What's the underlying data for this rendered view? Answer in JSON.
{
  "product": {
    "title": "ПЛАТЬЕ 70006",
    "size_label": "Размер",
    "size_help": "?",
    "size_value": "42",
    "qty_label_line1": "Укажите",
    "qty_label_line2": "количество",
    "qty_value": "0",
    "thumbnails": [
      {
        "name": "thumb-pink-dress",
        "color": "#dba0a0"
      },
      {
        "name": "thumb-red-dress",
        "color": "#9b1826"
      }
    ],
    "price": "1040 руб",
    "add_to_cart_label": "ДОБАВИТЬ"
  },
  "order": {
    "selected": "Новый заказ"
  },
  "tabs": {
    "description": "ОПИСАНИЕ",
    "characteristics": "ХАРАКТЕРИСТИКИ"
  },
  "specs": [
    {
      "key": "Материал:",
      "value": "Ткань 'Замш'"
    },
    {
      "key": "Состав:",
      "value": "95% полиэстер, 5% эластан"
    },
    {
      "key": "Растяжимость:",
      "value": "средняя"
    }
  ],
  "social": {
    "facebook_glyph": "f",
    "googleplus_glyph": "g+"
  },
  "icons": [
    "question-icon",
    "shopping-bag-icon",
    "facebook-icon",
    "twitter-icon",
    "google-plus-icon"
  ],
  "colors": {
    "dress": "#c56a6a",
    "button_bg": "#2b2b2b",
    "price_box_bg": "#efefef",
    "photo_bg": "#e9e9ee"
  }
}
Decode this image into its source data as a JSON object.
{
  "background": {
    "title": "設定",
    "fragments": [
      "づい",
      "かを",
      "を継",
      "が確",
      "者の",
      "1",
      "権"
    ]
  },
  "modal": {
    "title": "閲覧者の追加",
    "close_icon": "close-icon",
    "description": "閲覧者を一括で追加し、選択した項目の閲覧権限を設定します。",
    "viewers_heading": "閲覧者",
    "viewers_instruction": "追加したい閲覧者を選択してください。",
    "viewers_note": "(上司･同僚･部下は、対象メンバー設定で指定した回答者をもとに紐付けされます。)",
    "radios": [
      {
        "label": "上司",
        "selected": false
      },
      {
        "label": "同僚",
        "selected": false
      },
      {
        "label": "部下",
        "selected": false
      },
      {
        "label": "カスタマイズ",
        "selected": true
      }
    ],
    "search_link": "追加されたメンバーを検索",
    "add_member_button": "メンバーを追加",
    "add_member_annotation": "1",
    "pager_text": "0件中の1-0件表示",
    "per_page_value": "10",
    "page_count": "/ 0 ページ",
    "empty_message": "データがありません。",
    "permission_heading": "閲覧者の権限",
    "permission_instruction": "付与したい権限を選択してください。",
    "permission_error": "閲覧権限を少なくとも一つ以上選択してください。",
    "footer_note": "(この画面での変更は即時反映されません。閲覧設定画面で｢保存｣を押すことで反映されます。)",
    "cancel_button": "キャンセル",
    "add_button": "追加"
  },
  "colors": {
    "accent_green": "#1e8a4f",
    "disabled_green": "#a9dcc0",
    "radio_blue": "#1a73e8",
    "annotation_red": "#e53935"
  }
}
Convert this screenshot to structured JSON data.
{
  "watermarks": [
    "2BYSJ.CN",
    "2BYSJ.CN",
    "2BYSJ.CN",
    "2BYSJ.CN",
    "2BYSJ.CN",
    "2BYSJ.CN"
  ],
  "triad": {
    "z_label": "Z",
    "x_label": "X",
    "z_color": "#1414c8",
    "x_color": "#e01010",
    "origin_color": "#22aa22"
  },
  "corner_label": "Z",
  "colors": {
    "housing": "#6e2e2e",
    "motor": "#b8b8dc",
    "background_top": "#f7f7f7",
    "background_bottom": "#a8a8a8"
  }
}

============================================================

#### [Written task]
Set down the listing above in full, please, exactly as it appears.

#### [Exercise result]
What's the underlying data for this rendered view? Answer in JSON.
{
  "product": {
    "title": "ПЛАТЬЕ 70006",
    "size_label": "Размер",
    "size_help": "?",
    "size_value": "42",
    "qty_label_line1": "Укажите",
    "qty_label_line2": "количество",
    "qty_value": "0",
    "thumbnails": [
      {
        "name": "thumb-pink-dress",
        "color": "#dba0a0"
      },
      {
        "name": "thumb-red-dress",
        "color": "#9b1826"
      }
    ],
    "price": "1040 руб",
    "add_to_cart_label": "ДОБАВИТЬ"
  },
  "order": {
    "selected": "Новый заказ"
  },
  "tabs": {
    "description": "ОПИСАНИЕ",
    "characteristics": "ХАРАКТЕРИСТИКИ"
  },
  "specs": [
    {
      "key": "Материал:",
      "value": "Ткань 'Замш'"
    },
    {
      "key": "Состав:",
      "value": "95% полиэстер, 5% эластан"
    },
    {
      "key": "Растяжимость:",
      "value": "средняя"
    }
  ],
  "social": {
    "facebook_glyph": "f",
    "googleplus_glyph": "g+"
  },
  "icons": [
    "question-icon",
    "shopping-bag-icon",
    "facebook-icon",
    "twitter-icon",
    "google-plus-icon"
  ],
  "colors": {
    "dress": "#c56a6a",
    "button_bg": "#2b2b2b",
    "price_box_bg": "#efefef",
    "photo_bg": "#e9e9ee"
  }
}
Decode this image into its source data as a JSON object.
{
  "background": {
    "title": "設定",
    "fragments": [
      "づい",
      "かを",
      "を継",
      "が確",
      "者の",
      "1",
      "権"
    ]
  },
  "modal": {
    "title": "閲覧者の追加",
    "close_icon": "close-icon",
    "description": "閲覧者を一括で追加し、選択した項目の閲覧権限を設定します。",
    "viewers_heading": "閲覧者",
    "viewers_instruction": "追加したい閲覧者を選択してください。",
    "viewers_note": "(上司･同僚･部下は、対象メンバー設定で指定した回答者をもとに紐付けされます。)",
    "radios": [
      {
        "label": "上司",
        "selected": false
      },
      {
        "label": "同僚",
        "selected": false
      },
      {
        "label": "部下",
        "selected": false
      },
      {
        "label": "カスタマイズ",
        "selected": true
      }
    ],
    "search_link": "追加されたメンバーを検索",
    "add_member_button": "メンバーを追加",
    "add_member_annotation": "1",
    "pager_text": "0件中の1-0件表示",
    "per_page_value": "10",
    "page_count": "/ 0 ページ",
    "empty_message": "データがありません。",
    "permission_heading": "閲覧者の権限",
    "permission_instruction": "付与したい権限を選択してください。",
    "permission_error": "閲覧権限を少なくとも一つ以上選択してください。",
    "footer_note": "(この画面での変更は即時反映されません。閲覧設定画面で｢保存｣を押すことで反映されます。)",
    "cancel_button": "キャンセル",
    "add_button": "追加"
  },
  "colors": {
    "accent_green": "#1e8a4f",
    "disabled_green": "#a9dcc0",
    "radio_blue": "#1a73e8",
    "annotation_red": "#e53935"
  }
}
Convert this screenshot to structured JSON data.
{
  "watermarks": [
    "2BYSJ.CN",
    "2BYSJ.CN",
    "2BYSJ.CN",
    "2BYSJ.CN",
    "2BYSJ.CN",
    "2BYSJ.CN"
  ],
  "triad": {
    "z_label": "Z",
    "x_label": "X",
    "z_color": "#1414c8",
    "x_color": "#e01010",
    "origin_color": "#22aa22"
  },
  "corner_label": "Z",
  "colors": {
    "housing": "#6e2e2e",
    "motor": "#b8b8dc",
    "background_top": "#f7f7f7",
    "background_bottom": "#a8a8a8"
  }
}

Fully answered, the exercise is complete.